>>>>>
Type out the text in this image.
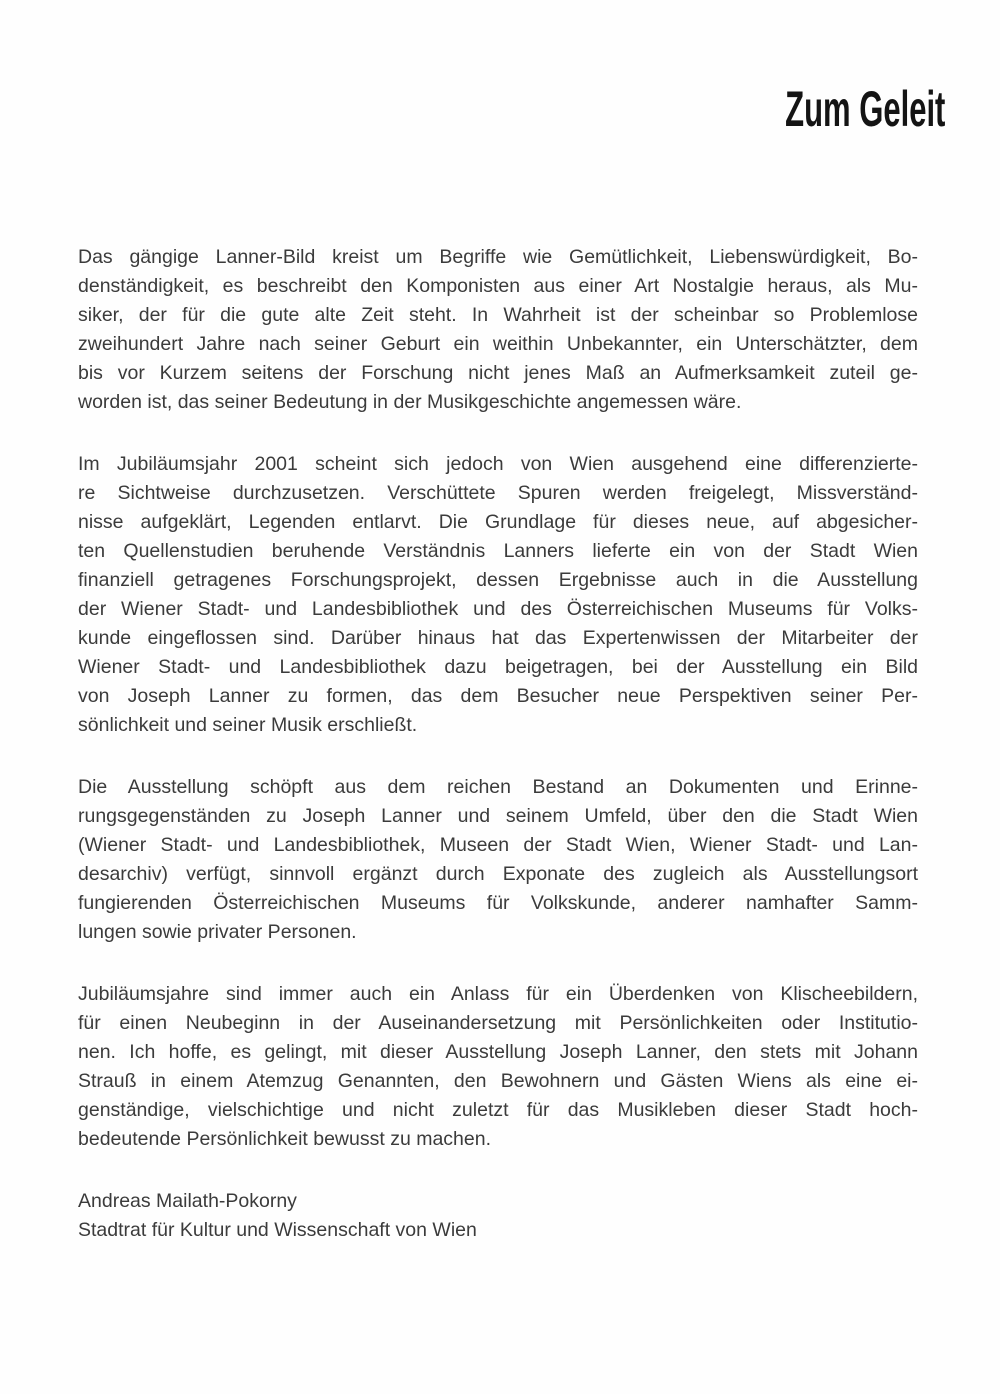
Zum Geleit
Das gängige Lanner-Bild kreist um Begriffe wie Gemütlichkeit, Liebenswürdigkeit, Bo-
denständigkeit, es beschreibt den Komponisten aus einer Art Nostalgie heraus, als Mu-
siker, der für die gute alte Zeit steht. In Wahrheit ist der scheinbar so Problemlose
zweihundert Jahre nach seiner Geburt ein weithin Unbekannter, ein Unterschätzter, dem
bis vor Kurzem seitens der Forschung nicht jenes Maß an Aufmerksamkeit zuteil ge-
worden ist, das seiner Bedeutung in der Musikgeschichte angemessen wäre.
Im Jubiläumsjahr 2001 scheint sich jedoch von Wien ausgehend eine differenzierte-
re Sichtweise durchzusetzen. Verschüttete Spuren werden freigelegt, Missverständ-
nisse aufgeklärt, Legenden entlarvt. Die Grundlage für dieses neue, auf abgesicher-
ten Quellenstudien beruhende Verständnis Lanners lieferte ein von der Stadt Wien
finanziell getragenes Forschungsprojekt, dessen Ergebnisse auch in die Ausstellung
der Wiener Stadt- und Landesbibliothek und des Österreichischen Museums für Volks-
kunde eingeflossen sind. Darüber hinaus hat das Expertenwissen der Mitarbeiter der
Wiener Stadt- und Landesbibliothek dazu beigetragen, bei der Ausstellung ein Bild
von Joseph Lanner zu formen, das dem Besucher neue Perspektiven seiner Per-
sönlichkeit und seiner Musik erschließt.
Die Ausstellung schöpft aus dem reichen Bestand an Dokumenten und Erinne-
rungsgegenständen zu Joseph Lanner und seinem Umfeld, über den die Stadt Wien
(Wiener Stadt- und Landesbibliothek, Museen der Stadt Wien, Wiener Stadt- und Lan-
desarchiv) verfügt, sinnvoll ergänzt durch Exponate des zugleich als Ausstellungsort
fungierenden Österreichischen Museums für Volkskunde, anderer namhafter Samm-
lungen sowie privater Personen.
Jubiläumsjahre sind immer auch ein Anlass für ein Überdenken von Klischeebildern,
für einen Neubeginn in der Auseinandersetzung mit Persönlichkeiten oder Institutio-
nen. Ich hoffe, es gelingt, mit dieser Ausstellung Joseph Lanner, den stets mit Johann
Strauß in einem Atemzug Genannten, den Bewohnern und Gästen Wiens als eine ei-
genständige, vielschichtige und nicht zuletzt für das Musikleben dieser Stadt hoch-
bedeutende Persönlichkeit bewusst zu machen.
Andreas Mailath-Pokorny
Stadtrat für Kultur und Wissenschaft von Wien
<<<<<
* TASK ITEM
Print out all the material word for word but exclude any images.

* YOUR SOLUTION
Type out the text in this image.
Zum Geleit
Das gängige Lanner-Bild kreist um Begriffe wie Gemütlichkeit, Liebenswürdigkeit, Bo-
denständigkeit, es beschreibt den Komponisten aus einer Art Nostalgie heraus, als Mu-
siker, der für die gute alte Zeit steht. In Wahrheit ist der scheinbar so Problemlose
zweihundert Jahre nach seiner Geburt ein weithin Unbekannter, ein Unterschätzter, dem
bis vor Kurzem seitens der Forschung nicht jenes Maß an Aufmerksamkeit zuteil ge-
worden ist, das seiner Bedeutung in der Musikgeschichte angemessen wäre.
Im Jubiläumsjahr 2001 scheint sich jedoch von Wien ausgehend eine differenzierte-
re Sichtweise durchzusetzen. Verschüttete Spuren werden freigelegt, Missverständ-
nisse aufgeklärt, Legenden entlarvt. Die Grundlage für dieses neue, auf abgesicher-
ten Quellenstudien beruhende Verständnis Lanners lieferte ein von der Stadt Wien
finanziell getragenes Forschungsprojekt, dessen Ergebnisse auch in die Ausstellung
der Wiener Stadt- und Landesbibliothek und des Österreichischen Museums für Volks-
kunde eingeflossen sind. Darüber hinaus hat das Expertenwissen der Mitarbeiter der
Wiener Stadt- und Landesbibliothek dazu beigetragen, bei der Ausstellung ein Bild
von Joseph Lanner zu formen, das dem Besucher neue Perspektiven seiner Per-
sönlichkeit und seiner Musik erschließt.
Die Ausstellung schöpft aus dem reichen Bestand an Dokumenten und Erinne-
rungsgegenständen zu Joseph Lanner und seinem Umfeld, über den die Stadt Wien
(Wiener Stadt- und Landesbibliothek, Museen der Stadt Wien, Wiener Stadt- und Lan-
desarchiv) verfügt, sinnvoll ergänzt durch Exponate des zugleich als Ausstellungsort
fungierenden Österreichischen Museums für Volkskunde, anderer namhafter Samm-
lungen sowie privater Personen.
Jubiläumsjahre sind immer auch ein Anlass für ein Überdenken von Klischeebildern,
für einen Neubeginn in der Auseinandersetzung mit Persönlichkeiten oder Institutio-
nen. Ich hoffe, es gelingt, mit dieser Ausstellung Joseph Lanner, den stets mit Johann
Strauß in einem Atemzug Genannten, den Bewohnern und Gästen Wiens als eine ei-
genständige, vielschichtige und nicht zuletzt für das Musikleben dieser Stadt hoch-
bedeutende Persönlichkeit bewusst zu machen.
Andreas Mailath-Pokorny
Stadtrat für Kultur und Wissenschaft von Wien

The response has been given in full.